§ **DIRECTIONS FOR THIS TASK**
Any picture among the records should be left out, please; retype the rest exactly.

§ **ENTRIES SHOWN**
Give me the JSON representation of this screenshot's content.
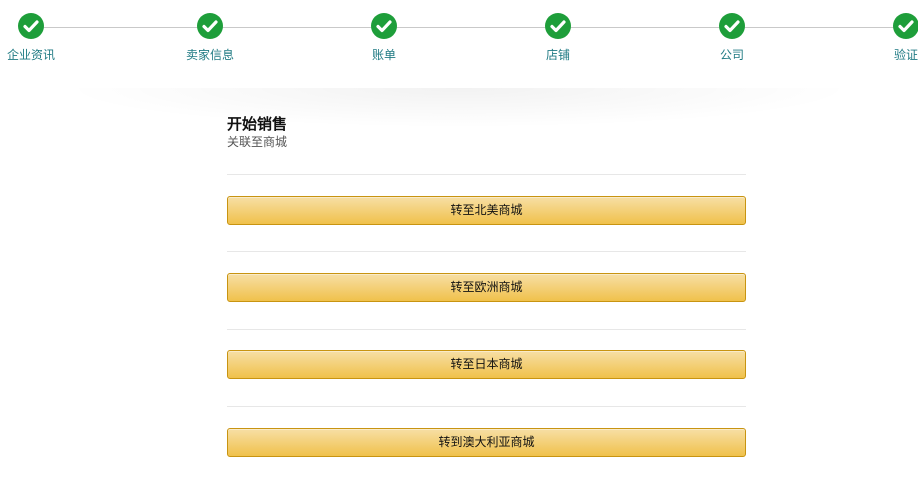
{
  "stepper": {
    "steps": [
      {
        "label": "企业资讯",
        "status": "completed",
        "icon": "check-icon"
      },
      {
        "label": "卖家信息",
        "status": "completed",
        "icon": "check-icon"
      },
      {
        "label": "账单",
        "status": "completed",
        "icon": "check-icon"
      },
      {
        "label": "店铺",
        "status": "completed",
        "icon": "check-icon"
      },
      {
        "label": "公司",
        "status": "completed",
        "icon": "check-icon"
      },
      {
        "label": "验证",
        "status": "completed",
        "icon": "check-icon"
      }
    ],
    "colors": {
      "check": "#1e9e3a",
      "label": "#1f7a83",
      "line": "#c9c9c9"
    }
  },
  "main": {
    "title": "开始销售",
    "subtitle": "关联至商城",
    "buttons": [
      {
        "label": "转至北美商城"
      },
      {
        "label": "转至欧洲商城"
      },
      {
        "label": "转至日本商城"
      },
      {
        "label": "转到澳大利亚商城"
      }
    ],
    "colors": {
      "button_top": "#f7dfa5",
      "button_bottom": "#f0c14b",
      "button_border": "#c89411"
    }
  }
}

§ **RESPONSE TO THE TASK**
Give me the JSON representation of this screenshot's content.
{
  "stepper": {
    "steps": [
      {
        "label": "企业资讯",
        "status": "completed",
        "icon": "check-icon"
      },
      {
        "label": "卖家信息",
        "status": "completed",
        "icon": "check-icon"
      },
      {
        "label": "账单",
        "status": "completed",
        "icon": "check-icon"
      },
      {
        "label": "店铺",
        "status": "completed",
        "icon": "check-icon"
      },
      {
        "label": "公司",
        "status": "completed",
        "icon": "check-icon"
      },
      {
        "label": "验证",
        "status": "completed",
        "icon": "check-icon"
      }
    ],
    "colors": {
      "check": "#1e9e3a",
      "label": "#1f7a83",
      "line": "#c9c9c9"
    }
  },
  "main": {
    "title": "开始销售",
    "subtitle": "关联至商城",
    "buttons": [
      {
        "label": "转至北美商城"
      },
      {
        "label": "转至欧洲商城"
      },
      {
        "label": "转至日本商城"
      },
      {
        "label": "转到澳大利亚商城"
      }
    ],
    "colors": {
      "button_top": "#f7dfa5",
      "button_bottom": "#f0c14b",
      "button_border": "#c89411"
    }
  }
}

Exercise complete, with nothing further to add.